▸ WHAT IS ASKED:
Reproduce the records below in full and exactly, without their images.

▸ MATERIAL:
_ _ _

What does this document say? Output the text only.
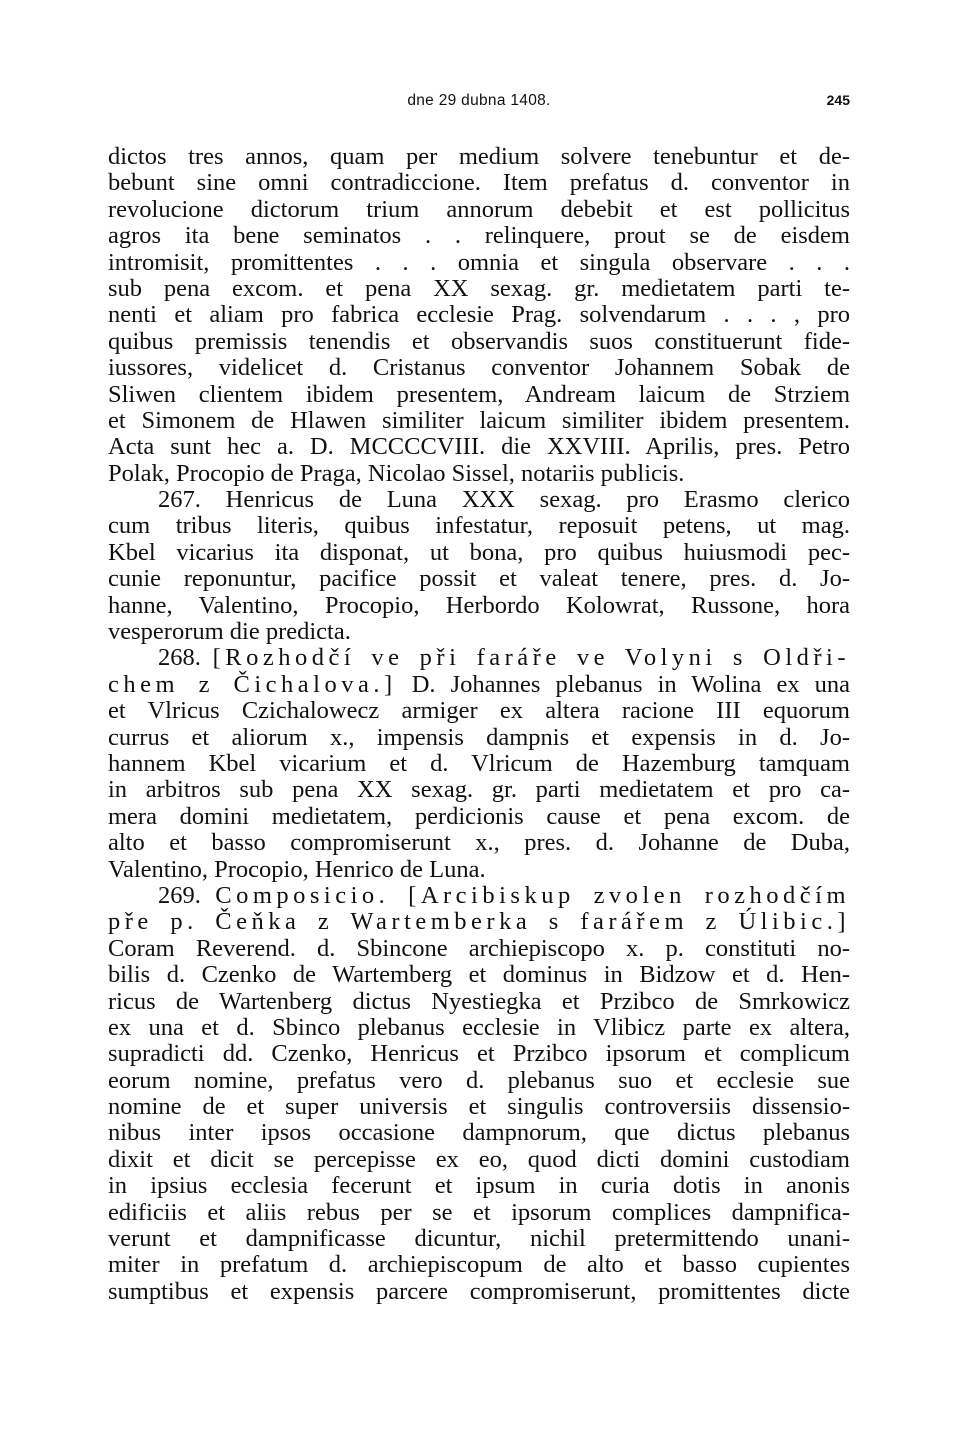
dne 29 dubna 1408.	245
dictos tres annos, quam per medium solvere tenebuntur et de-
bebunt sine omni contradiccione. Item prefatus d. conventor in
revolucione dictorum trium annorum debebit et est pollicitus
agros ita bene seminatos . . relinquere, prout se de eisdem
intromisit, promittentes . . . omnia et singula observare . . .
sub pena excom. et pena XX sexag. gr. medietatem parti te-
nenti et aliam pro fabrica ecclesie Prag. solvendarum . . . , pro
quibus premissis tenendis et observandis suos constituerunt fide-
iussores, videlicet d. Cristanus conventor Johannem Sobak de
Sliwen clientem ibidem presentem, Andream laicum de Strziem
et Simonem de Hlawen similiter laicum similiter ibidem presentem.
Acta sunt hec a. D. MCCCCVIII. die XXVIII. Aprilis, pres. Petro
Polak, Procopio de Praga, Nicolao Sissel, notariis publicis.
267. Henricus de Luna XXX sexag. pro Erasmo clerico
cum tribus literis, quibus infestatur, reposuit petens, ut mag.
Kbel vicarius ita disponat, ut bona, pro quibus huiusmodi pec-
cunie reponuntur, pacifice possit et valeat tenere, pres. d. Jo-
hanne, Valentino, Procopio, Herbordo Kolowrat, Russone, hora
vesperorum die predicta.
268. [Rozhodčí ve při faráře ve Volyni s Oldři-
chem z Čichalova.] D. Johannes plebanus in Wolina ex una
et Vlricus Czichalowecz armiger ex altera racione III equorum
currus et aliorum x., impensis dampnis et expensis in d. Jo-
hannem Kbel vicarium et d. Vlricum de Hazemburg tamquam
in arbitros sub pena XX sexag. gr. parti medietatem et pro ca-
mera domini medietatem, perdicionis cause et pena excom. de
alto et basso compromiserunt x., pres. d. Johanne de Duba,
Valentino, Procopio, Henrico de Luna.
269. Composicio. [Arcibiskup zvolen rozhodčím
pře p. Čeňka z Wartemberka s farářem z Úlibic.]
Coram Reverend. d. Sbincone archiepiscopo x. p. constituti no-
bilis d. Czenko de Wartemberg et dominus in Bidzow et d. Hen-
ricus de Wartenberg dictus Nyestiegka et Przibco de Smrkowicz
ex una et d. Sbinco plebanus ecclesie in Vlibicz parte ex altera,
supradicti dd. Czenko, Henricus et Przibco ipsorum et complicum
eorum nomine, prefatus vero d. plebanus suo et ecclesie sue
nomine de et super universis et singulis controversiis dissensio-
nibus inter ipsos occasione dampnorum, que dictus plebanus
dixit et dicit se percepisse ex eo, quod dicti domini custodiam
in ipsius ecclesia fecerunt et ipsum in curia dotis in anonis
edificiis et aliis rebus per se et ipsorum complices dampnifica-
verunt et dampnificasse dicuntur, nichil pretermittendo unani-
miter in prefatum d. archiepiscopum de alto et basso cupientes
sumptibus et expensis parcere compromiserunt, promittentes dicte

_ _ _

▸ SOLUTION TO THE EXERCISE:
What does this document say? Output the text only.
dne 29 dubna 1408.	245
dictos tres annos, quam per medium solvere tenebuntur et de-
bebunt sine omni contradiccione. Item prefatus d. conventor in
revolucione dictorum trium annorum debebit et est pollicitus
agros ita bene seminatos . . relinquere, prout se de eisdem
intromisit, promittentes . . . omnia et singula observare . . .
sub pena excom. et pena XX sexag. gr. medietatem parti te-
nenti et aliam pro fabrica ecclesie Prag. solvendarum . . . , pro
quibus premissis tenendis et observandis suos constituerunt fide-
iussores, videlicet d. Cristanus conventor Johannem Sobak de
Sliwen clientem ibidem presentem, Andream laicum de Strziem
et Simonem de Hlawen similiter laicum similiter ibidem presentem.
Acta sunt hec a. D. MCCCCVIII. die XXVIII. Aprilis, pres. Petro
Polak, Procopio de Praga, Nicolao Sissel, notariis publicis.
267. Henricus de Luna XXX sexag. pro Erasmo clerico
cum tribus literis, quibus infestatur, reposuit petens, ut mag.
Kbel vicarius ita disponat, ut bona, pro quibus huiusmodi pec-
cunie reponuntur, pacifice possit et valeat tenere, pres. d. Jo-
hanne, Valentino, Procopio, Herbordo Kolowrat, Russone, hora
vesperorum die predicta.
268. [Rozhodčí ve při faráře ve Volyni s Oldři-
chem z Čichalova.] D. Johannes plebanus in Wolina ex una
et Vlricus Czichalowecz armiger ex altera racione III equorum
currus et aliorum x., impensis dampnis et expensis in d. Jo-
hannem Kbel vicarium et d. Vlricum de Hazemburg tamquam
in arbitros sub pena XX sexag. gr. parti medietatem et pro ca-
mera domini medietatem, perdicionis cause et pena excom. de
alto et basso compromiserunt x., pres. d. Johanne de Duba,
Valentino, Procopio, Henrico de Luna.
269. Composicio. [Arcibiskup zvolen rozhodčím
pře p. Čeňka z Wartemberka s farářem z Úlibic.]
Coram Reverend. d. Sbincone archiepiscopo x. p. constituti no-
bilis d. Czenko de Wartemberg et dominus in Bidzow et d. Hen-
ricus de Wartenberg dictus Nyestiegka et Przibco de Smrkowicz
ex una et d. Sbinco plebanus ecclesie in Vlibicz parte ex altera,
supradicti dd. Czenko, Henricus et Przibco ipsorum et complicum
eorum nomine, prefatus vero d. plebanus suo et ecclesie sue
nomine de et super universis et singulis controversiis dissensio-
nibus inter ipsos occasione dampnorum, que dictus plebanus
dixit et dicit se percepisse ex eo, quod dicti domini custodiam
in ipsius ecclesia fecerunt et ipsum in curia dotis in anonis
edificiis et aliis rebus per se et ipsorum complices dampnifica-
verunt et dampnificasse dicuntur, nichil pretermittendo unani-
miter in prefatum d. archiepiscopum de alto et basso cupientes
sumptibus et expensis parcere compromiserunt, promittentes dicte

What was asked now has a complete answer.